Largely following a geologic ridge line, prehistoric animals
followed the dry ground of the Trace to distant grazing
lands, the salt licks of today's central Tennessee, and to
the Mississippi River. Native Americans used many early
footpaths created by the foraging of bison, deer, and other
large game that could break paths through the dense
undergrowth. In the case of the Trace, bison traveled north
to find salt licks in the Nashville area. After Native
Americans began to settle the land, they blazed the trail
further, until it became a relatively well-established path.
Numerous prehistoric indigenous settlements in Mississippi
were established along the Natchez Trace. Among them were
the 2000-year-old Pharr Mounds of the Middle Woodland
period, located near present-day Tupelo, Mississippi.
The first recorded European explorer to travel the Trace in
its entirety was an unnamed Frenchman in 1742, who wrote of
the trail and its "miserable conditions". Early European
explorers depended on the assistance of Native American
guides—specifically, the Choctaw and Chickasaw. These tribes
and earlier peoples, collectively known as the Mississippian
culture, had long used the Trace for trade.
Even before the Louisiana Purchase in 1803, President Thomas
Jefferson wanted to connect the distant Mississippi frontier
to other settled areas of the United States. To foster
communication with what was then called the southwest, he
designated a postal road to be built between Daniel Boone's
Wilderness Road (the southern branch of the road ended at
Nashville) and the Mississippi River. To emphasize American
sovereignty in the area, he named it the "Columbian
Highway."
The U.S. signed treaties with the Chickasaw and Choctaw
tribes to maintain peace, as European Americans entered the
area in greater numbers. In 1801 the United States Army
began the trail blazing along the Trace, performing major
work to prepare it as a thoroughfare. The work was first
done by soldiers reassigned from Tennessee and later by
civilian contractors. By 1809, the trail was fully navigable
by wagon. Critical to the success of the Trace as a trade
route was the development of inns and trading posts,
referred to at the time as "stands." For the most part, the
stands developed southbound from the head of the trail in
Nashville.

◇ ◇ ◇ ◇ ◇ ◇ ◇

• REQUIREMENTS:
a - Can you set down the passage on the Natchez Trace word for word, starting with "Numerous prehistoric indigenous" and going on through "Trace for trade."?
b - How would you sum up the passage on the Natchez Trace in two sentences?
c - Could you extend the account of the Natchez Trace, picking up right after its final sentence about the stands?

[Image element box records]
◇ ◇ ◇ ◇ ◇ ◇ ◇

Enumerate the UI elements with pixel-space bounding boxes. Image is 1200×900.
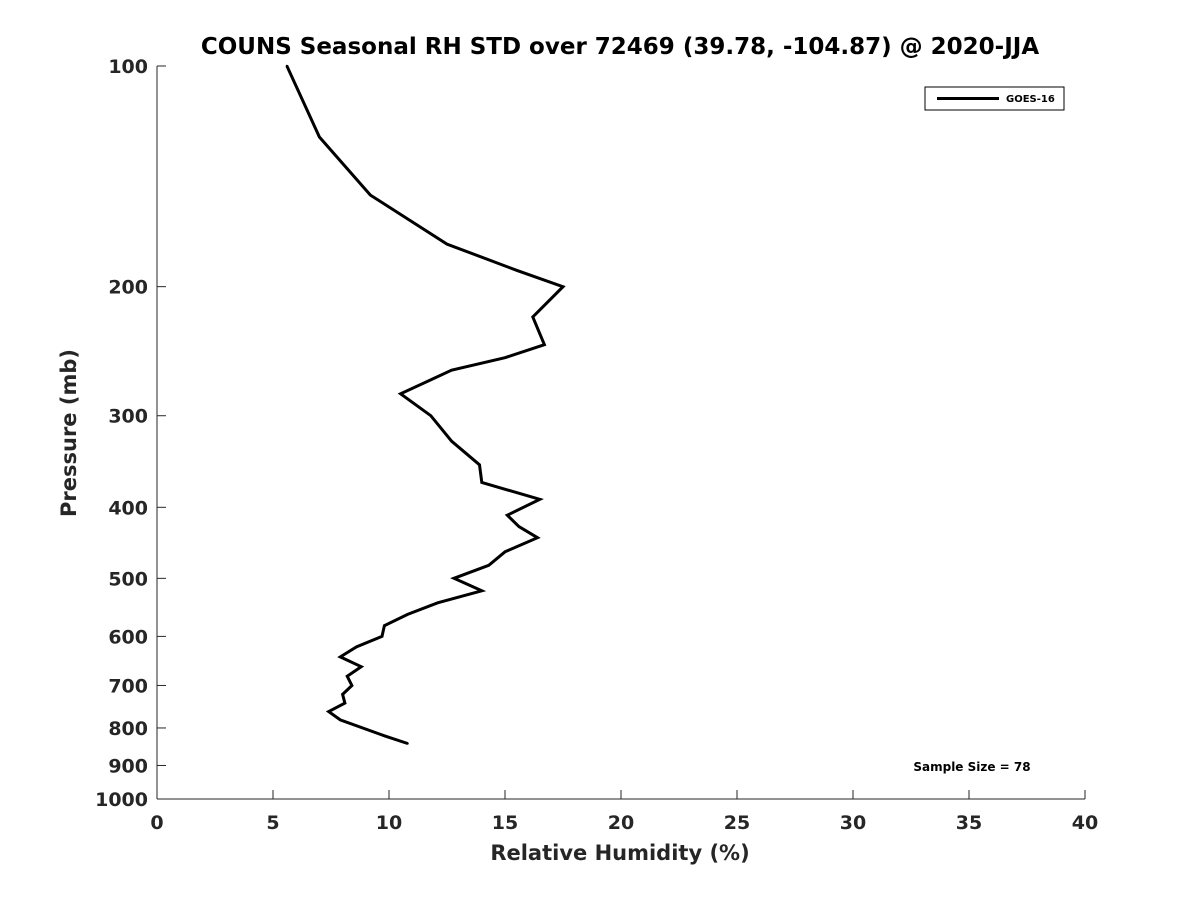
data-point [543, 343, 546, 346]
y-axis-label: Pressure (mb) [57, 349, 81, 517]
y-tick-label: 400 [108, 497, 148, 519]
data-point [531, 315, 534, 319]
x-tick-label: 10 [376, 812, 402, 834]
chart-title: COUNS Seasonal RH STD over 72469 (39.78,… [201, 34, 1039, 60]
data-point [538, 498, 541, 501]
data-point [478, 463, 481, 466]
y-tick-label: 700 [108, 675, 148, 697]
series-group [285, 64, 566, 745]
y-tick-label: 200 [108, 277, 148, 299]
sample-size-annotation: Sample Size = 78 [913, 760, 1030, 774]
data-point [515, 269, 518, 272]
y-tick-label: 500 [108, 568, 148, 590]
y-tick-label: 600 [108, 626, 148, 648]
data-point [406, 613, 409, 616]
data-point [383, 624, 386, 627]
data-point [480, 481, 483, 484]
data-point [445, 242, 449, 246]
y-tick-label: 800 [108, 718, 148, 740]
data-point [318, 135, 321, 139]
data-point [436, 601, 439, 604]
x-axis-ticks: 0 5 10 15 20 25 30 35 40 [150, 790, 1098, 834]
data-point [503, 550, 507, 553]
data-point [536, 536, 539, 539]
y-tick-label: 100 [108, 56, 148, 78]
x-tick-label: 0 [150, 812, 163, 834]
data-point [285, 64, 289, 68]
data-point [343, 701, 347, 705]
data-point [480, 589, 483, 592]
data-point [327, 710, 330, 713]
y-axis-ticks: 100 200 300 400 500 600 700 800 900 1000 [95, 56, 166, 811]
x-tick-label: 5 [266, 812, 279, 834]
data-point [339, 655, 342, 659]
y-tick-label: 1000 [95, 789, 148, 811]
data-point [561, 285, 565, 288]
x-tick-label: 35 [956, 812, 982, 834]
x-axis-label: Relative Humidity (%) [490, 841, 749, 865]
data-point [487, 564, 490, 567]
data-point [429, 414, 432, 417]
y-tick-label: 900 [108, 755, 148, 777]
data-point [506, 514, 509, 517]
legend-entry-label: GOES-16 [1006, 94, 1055, 105]
data-point [369, 193, 372, 197]
x-tick-label: 40 [1072, 812, 1098, 834]
data-point [383, 734, 386, 737]
data-point [406, 742, 409, 745]
series-line-goes-16 [285, 65, 566, 745]
data-point [503, 356, 507, 359]
x-tick-label: 25 [724, 812, 750, 834]
data-point [517, 525, 521, 528]
y-tick-label: 300 [108, 406, 148, 428]
data-point [355, 645, 358, 648]
x-tick-label: 15 [492, 812, 518, 834]
data-point [360, 665, 363, 668]
data-point [341, 693, 344, 696]
data-point [452, 577, 456, 580]
axes-frame [156, 66, 1085, 800]
data-point [450, 369, 453, 372]
data-point [350, 684, 354, 687]
x-tick-label: 30 [840, 812, 866, 834]
data-point [346, 675, 349, 678]
data-point [450, 440, 453, 443]
data-point [380, 635, 384, 638]
data-point [399, 392, 402, 395]
data-point [339, 718, 342, 722]
legend: GOES-16 [924, 86, 1065, 111]
x-tick-label: 20 [608, 812, 634, 834]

◇ ◇ ◇ ◇ ◇ ◇ ◇

• FINAL RESULTS:
a -
Numerous prehistoric indigenous settlements in Mississippi
were established along the Natchez Trace. Among them were
the 2000-year-old Pharr Mounds of the Middle Woodland
period, located near present-day Tupelo, Mississippi.
The first recorded European explorer to travel the Trace in
its entirety was an unnamed Frenchman in 1742, who wrote of
the trail and its "miserable conditions". Early European
explorers depended on the assistance of Native American
guides—specifically, the Choctaw and Chickasaw. These tribes
and earlier peoples, collectively known as the Mississippian
culture, had long used the Trace for trade.

b - The Natchez Trace began as a route worn by prehistoric animals such as bison heading to salt licks in the Nashville area, and Native Americans, many of whose settlements were established along it, blazed it further and long used it for trade. Thomas Jefferson designated a postal road to the Mississippi River, naming it the "Columbian Highway," and after the U.S. Army began work on the Trace in 1801 it was fully navigable by wagon by 1809, with inns and trading posts called "stands" critical to its success as a trade route.

c -
Many early United States settlements in Mississippi and
Tennessee developed along the Natchez Trace. Some of the
most prominent were Washington, Mississippi (the old capital
of Mississippi); "Old" Greenville, Mississippi (where Andrew
Jackson conducted slave trades); and Port Gibson,
Mississippi.[3] The Natchez Trace was utilized during the
War of 1812 and the ensuing Creek War, as soldiers under
Major General Andrew Jackson's command traveled southward to
subdue the Red Sticks and to defend the country against
invasion by the British.
By 1816, the continued development of Memphis (with its
access to the Mississippi River), and Jackson's Military
Road(heading south out of Nashville) created quicker, more
direct routes to New Orleans, Louisiana. This began a
shifting of trade to the east and west, away from the Trace.
As author William C. Davis writes in his book A Way Through
the Wilderness, it was "a victim of its own success" by
encouraging development in the frontier area.
With the rise of steamboat culture on the Mississippi River,
the Trace lost its importance as a national road, as goods
could be moved more quickly, cheaply, and in greater
quantity on the river. (Before the invention of steam power,
the Mississippi River's south-flowing current was so strong
that northbound return journeys generally had to be made
over land.) Although many authors have written that the
Trace disappeared back into the woods, much of it continued
to be used by people living in its vicinity. With large
sections of the Trace in Tennessee converted to county roads
for operation, it continues to be used.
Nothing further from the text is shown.